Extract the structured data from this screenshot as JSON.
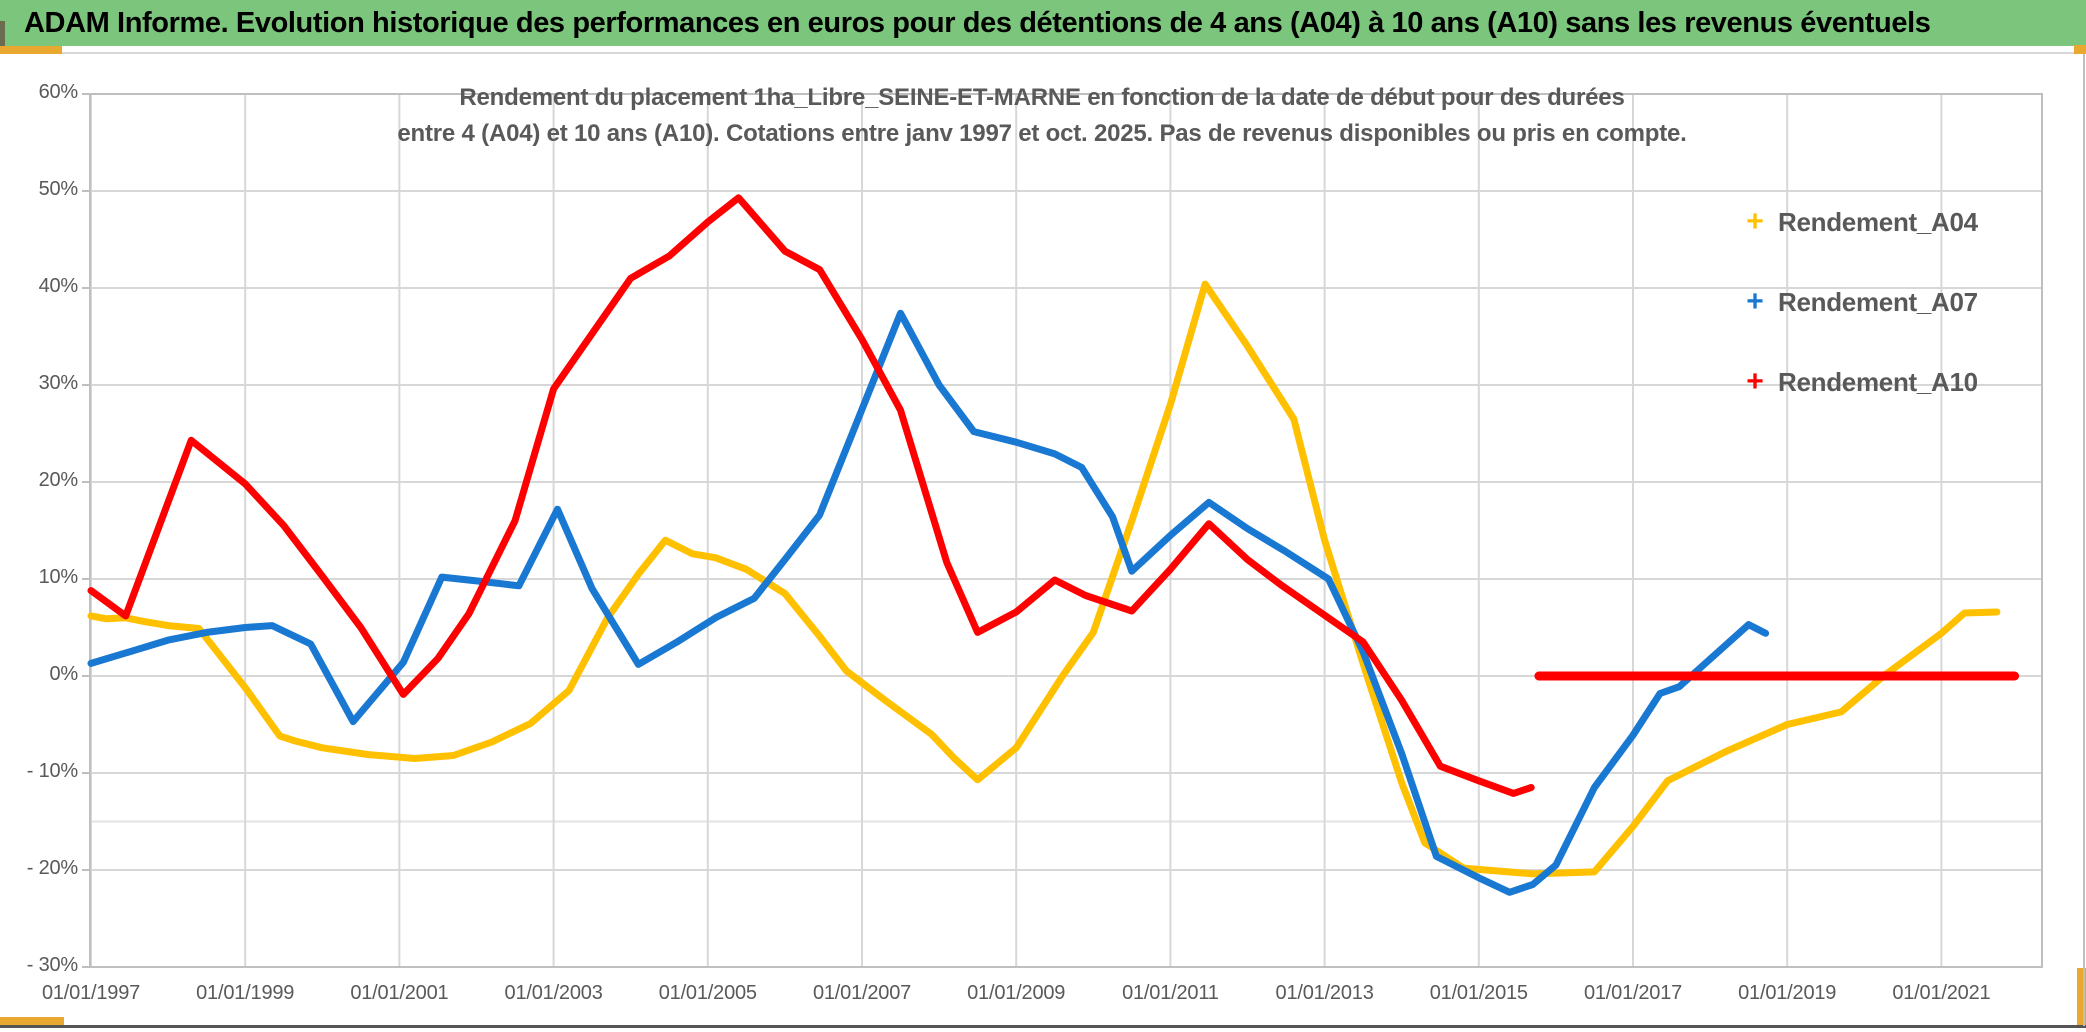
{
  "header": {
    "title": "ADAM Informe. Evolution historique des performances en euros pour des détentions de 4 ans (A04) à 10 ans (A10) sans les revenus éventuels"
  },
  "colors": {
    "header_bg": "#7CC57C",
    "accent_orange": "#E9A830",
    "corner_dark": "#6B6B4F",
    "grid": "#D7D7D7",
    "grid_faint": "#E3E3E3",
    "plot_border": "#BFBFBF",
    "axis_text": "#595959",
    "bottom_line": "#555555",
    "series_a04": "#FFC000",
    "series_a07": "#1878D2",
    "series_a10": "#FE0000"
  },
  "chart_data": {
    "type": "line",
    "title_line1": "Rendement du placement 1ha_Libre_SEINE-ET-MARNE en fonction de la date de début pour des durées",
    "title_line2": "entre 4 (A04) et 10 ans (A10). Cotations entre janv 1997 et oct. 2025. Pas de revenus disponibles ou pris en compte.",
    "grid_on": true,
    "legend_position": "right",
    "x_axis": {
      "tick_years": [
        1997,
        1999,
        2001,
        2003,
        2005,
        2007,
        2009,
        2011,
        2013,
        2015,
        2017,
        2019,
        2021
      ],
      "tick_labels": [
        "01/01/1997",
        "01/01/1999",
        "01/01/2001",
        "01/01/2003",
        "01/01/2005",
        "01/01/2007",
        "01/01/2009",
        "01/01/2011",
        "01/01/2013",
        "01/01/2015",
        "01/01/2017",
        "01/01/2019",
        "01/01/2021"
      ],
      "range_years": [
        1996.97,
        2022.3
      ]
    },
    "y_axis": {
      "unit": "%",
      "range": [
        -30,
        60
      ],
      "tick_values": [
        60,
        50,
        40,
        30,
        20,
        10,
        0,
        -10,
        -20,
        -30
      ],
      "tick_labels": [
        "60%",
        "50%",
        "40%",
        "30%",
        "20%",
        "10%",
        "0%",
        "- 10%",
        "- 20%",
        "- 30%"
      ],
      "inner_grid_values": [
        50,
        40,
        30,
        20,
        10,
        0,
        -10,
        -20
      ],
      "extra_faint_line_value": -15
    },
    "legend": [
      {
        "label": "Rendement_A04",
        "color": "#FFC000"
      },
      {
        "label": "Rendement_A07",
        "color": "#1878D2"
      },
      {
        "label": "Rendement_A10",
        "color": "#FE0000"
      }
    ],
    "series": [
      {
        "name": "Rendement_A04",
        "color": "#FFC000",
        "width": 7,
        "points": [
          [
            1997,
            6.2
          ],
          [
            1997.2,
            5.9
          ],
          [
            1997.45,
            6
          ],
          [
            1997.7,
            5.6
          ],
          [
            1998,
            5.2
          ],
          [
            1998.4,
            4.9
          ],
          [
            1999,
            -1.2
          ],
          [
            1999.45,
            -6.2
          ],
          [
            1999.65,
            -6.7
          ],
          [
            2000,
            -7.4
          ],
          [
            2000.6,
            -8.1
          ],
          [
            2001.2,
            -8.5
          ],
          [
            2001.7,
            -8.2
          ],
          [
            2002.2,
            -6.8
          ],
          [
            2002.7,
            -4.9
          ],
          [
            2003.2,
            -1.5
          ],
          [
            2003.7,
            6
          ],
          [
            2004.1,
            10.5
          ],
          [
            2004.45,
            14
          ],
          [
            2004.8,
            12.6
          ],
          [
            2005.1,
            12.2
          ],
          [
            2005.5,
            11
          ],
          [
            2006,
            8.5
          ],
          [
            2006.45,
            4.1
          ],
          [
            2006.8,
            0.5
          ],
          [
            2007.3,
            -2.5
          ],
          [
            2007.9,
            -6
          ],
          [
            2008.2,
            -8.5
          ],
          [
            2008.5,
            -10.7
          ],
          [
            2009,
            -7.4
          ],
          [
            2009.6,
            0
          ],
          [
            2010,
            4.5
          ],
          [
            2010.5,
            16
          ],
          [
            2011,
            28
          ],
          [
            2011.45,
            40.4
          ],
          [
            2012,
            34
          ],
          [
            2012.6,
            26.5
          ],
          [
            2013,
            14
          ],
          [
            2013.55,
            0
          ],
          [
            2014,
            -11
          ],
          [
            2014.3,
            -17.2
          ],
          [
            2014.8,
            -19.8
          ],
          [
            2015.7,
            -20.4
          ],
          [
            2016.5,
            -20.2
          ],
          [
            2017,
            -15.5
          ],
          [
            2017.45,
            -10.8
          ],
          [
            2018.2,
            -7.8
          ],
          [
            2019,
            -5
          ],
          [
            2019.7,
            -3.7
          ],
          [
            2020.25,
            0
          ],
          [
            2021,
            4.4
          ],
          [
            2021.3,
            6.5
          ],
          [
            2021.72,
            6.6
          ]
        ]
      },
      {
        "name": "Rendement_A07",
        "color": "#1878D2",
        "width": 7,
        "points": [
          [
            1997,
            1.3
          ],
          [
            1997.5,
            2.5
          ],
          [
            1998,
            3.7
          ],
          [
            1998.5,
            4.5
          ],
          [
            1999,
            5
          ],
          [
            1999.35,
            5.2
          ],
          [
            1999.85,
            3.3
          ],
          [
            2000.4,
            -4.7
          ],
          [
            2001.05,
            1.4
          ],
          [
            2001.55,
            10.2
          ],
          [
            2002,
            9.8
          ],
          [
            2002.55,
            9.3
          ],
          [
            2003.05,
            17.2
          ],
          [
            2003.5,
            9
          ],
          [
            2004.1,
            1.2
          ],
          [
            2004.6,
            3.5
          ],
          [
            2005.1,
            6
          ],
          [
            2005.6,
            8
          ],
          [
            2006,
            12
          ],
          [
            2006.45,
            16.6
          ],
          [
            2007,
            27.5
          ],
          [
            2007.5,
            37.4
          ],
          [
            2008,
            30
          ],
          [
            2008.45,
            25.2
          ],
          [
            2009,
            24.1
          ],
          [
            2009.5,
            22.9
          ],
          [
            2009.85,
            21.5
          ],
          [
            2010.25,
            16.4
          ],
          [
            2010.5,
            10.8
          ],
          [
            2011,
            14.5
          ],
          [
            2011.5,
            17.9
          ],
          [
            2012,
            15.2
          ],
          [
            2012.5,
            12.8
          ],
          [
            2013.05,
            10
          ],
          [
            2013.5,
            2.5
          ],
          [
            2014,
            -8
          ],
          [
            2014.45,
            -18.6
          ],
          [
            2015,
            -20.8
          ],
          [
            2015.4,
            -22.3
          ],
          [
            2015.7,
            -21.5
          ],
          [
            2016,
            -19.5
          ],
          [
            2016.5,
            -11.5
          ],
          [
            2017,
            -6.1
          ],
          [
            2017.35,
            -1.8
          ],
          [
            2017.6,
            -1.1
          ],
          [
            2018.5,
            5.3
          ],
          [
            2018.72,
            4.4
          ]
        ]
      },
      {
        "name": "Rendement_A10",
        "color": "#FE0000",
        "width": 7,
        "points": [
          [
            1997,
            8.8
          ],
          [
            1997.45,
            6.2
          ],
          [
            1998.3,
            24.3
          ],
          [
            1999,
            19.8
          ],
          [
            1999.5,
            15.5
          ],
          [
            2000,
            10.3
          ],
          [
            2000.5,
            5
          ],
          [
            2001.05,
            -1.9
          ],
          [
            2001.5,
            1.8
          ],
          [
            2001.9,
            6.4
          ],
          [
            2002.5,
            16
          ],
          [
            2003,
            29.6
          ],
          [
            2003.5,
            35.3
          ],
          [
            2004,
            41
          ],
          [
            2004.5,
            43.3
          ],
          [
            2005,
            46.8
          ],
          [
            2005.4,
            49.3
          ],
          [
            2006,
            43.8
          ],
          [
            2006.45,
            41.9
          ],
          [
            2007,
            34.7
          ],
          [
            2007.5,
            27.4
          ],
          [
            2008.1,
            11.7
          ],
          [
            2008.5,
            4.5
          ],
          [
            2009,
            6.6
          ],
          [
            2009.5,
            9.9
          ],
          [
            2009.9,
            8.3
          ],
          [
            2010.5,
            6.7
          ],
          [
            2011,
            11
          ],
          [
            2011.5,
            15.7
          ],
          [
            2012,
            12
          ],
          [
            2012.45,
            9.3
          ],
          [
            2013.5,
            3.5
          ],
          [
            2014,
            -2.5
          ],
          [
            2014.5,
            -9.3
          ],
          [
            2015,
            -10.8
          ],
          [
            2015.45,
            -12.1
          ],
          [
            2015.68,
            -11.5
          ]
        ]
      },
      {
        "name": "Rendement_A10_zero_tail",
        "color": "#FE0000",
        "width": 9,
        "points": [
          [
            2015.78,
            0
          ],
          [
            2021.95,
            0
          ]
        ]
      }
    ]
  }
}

==========

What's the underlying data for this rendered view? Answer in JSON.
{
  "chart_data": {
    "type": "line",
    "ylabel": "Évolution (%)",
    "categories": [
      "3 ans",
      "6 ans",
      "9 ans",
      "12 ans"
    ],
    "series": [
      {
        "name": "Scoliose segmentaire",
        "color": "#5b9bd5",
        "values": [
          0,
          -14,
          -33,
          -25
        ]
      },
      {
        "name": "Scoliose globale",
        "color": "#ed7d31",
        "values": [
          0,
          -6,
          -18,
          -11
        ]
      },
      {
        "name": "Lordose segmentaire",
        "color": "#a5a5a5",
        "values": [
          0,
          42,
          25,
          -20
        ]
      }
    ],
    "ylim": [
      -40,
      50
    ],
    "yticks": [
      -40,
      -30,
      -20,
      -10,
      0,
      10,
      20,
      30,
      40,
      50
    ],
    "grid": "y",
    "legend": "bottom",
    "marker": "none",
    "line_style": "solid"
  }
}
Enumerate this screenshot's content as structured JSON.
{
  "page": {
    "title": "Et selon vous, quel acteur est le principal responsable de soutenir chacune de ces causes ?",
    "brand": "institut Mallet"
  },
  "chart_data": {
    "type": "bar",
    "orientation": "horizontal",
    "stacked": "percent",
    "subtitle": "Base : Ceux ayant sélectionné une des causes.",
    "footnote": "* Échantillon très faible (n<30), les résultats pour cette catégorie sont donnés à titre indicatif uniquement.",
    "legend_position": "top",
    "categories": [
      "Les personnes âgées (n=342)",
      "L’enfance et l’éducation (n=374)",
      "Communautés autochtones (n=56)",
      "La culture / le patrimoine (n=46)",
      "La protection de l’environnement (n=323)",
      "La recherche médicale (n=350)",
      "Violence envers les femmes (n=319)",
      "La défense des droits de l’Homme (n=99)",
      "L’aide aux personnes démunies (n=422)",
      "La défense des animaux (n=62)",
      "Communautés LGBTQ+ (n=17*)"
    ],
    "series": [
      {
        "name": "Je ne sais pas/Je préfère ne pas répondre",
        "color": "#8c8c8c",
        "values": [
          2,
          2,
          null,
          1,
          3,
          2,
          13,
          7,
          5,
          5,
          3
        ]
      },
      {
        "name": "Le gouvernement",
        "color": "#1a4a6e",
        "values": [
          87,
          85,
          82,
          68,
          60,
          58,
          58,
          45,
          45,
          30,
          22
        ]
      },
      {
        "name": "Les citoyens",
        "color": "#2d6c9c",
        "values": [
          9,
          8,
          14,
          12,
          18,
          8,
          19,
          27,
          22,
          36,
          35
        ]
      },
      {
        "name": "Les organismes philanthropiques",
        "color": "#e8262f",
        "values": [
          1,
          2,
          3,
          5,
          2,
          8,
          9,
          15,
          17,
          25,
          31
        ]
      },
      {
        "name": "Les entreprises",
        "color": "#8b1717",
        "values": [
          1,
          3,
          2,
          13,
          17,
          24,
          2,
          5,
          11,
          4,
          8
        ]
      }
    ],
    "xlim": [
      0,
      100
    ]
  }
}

==========

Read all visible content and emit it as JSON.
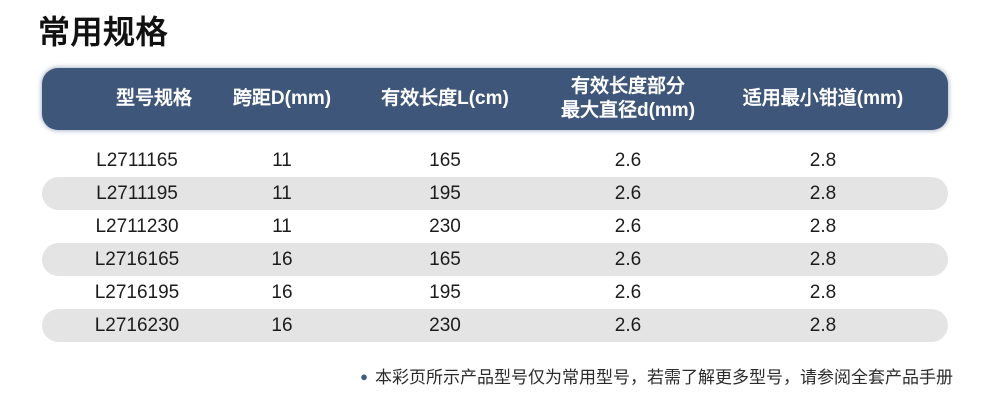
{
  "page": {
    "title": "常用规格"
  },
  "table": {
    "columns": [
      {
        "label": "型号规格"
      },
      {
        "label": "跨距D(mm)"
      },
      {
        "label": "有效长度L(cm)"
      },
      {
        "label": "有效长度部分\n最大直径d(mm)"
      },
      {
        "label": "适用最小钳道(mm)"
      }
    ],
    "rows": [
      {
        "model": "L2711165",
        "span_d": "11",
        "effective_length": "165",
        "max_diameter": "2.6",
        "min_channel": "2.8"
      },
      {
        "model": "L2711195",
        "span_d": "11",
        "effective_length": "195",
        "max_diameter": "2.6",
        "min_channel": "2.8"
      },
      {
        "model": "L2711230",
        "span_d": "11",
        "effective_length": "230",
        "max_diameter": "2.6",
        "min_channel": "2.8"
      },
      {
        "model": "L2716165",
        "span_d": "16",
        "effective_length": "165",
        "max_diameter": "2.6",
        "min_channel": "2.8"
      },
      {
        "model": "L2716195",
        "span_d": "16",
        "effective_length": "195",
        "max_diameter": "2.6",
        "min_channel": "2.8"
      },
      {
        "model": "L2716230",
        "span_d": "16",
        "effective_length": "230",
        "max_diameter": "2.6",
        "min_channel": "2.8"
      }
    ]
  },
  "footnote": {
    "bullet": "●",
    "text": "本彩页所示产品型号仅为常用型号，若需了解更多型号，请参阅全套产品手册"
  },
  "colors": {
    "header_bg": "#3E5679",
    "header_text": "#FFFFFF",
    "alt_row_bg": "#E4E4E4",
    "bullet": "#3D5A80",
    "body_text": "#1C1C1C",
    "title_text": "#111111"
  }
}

==========

**WHAT THE TASK ASKS**
Search the data for the string "model". List each line that has it.

**EXERCISE RESPONSE**
        "model": "L2711165",
        "model": "L2711195",
        "model": "L2711230",
        "model": "L2716165",
        "model": "L2716195",
        "model": "L2716230",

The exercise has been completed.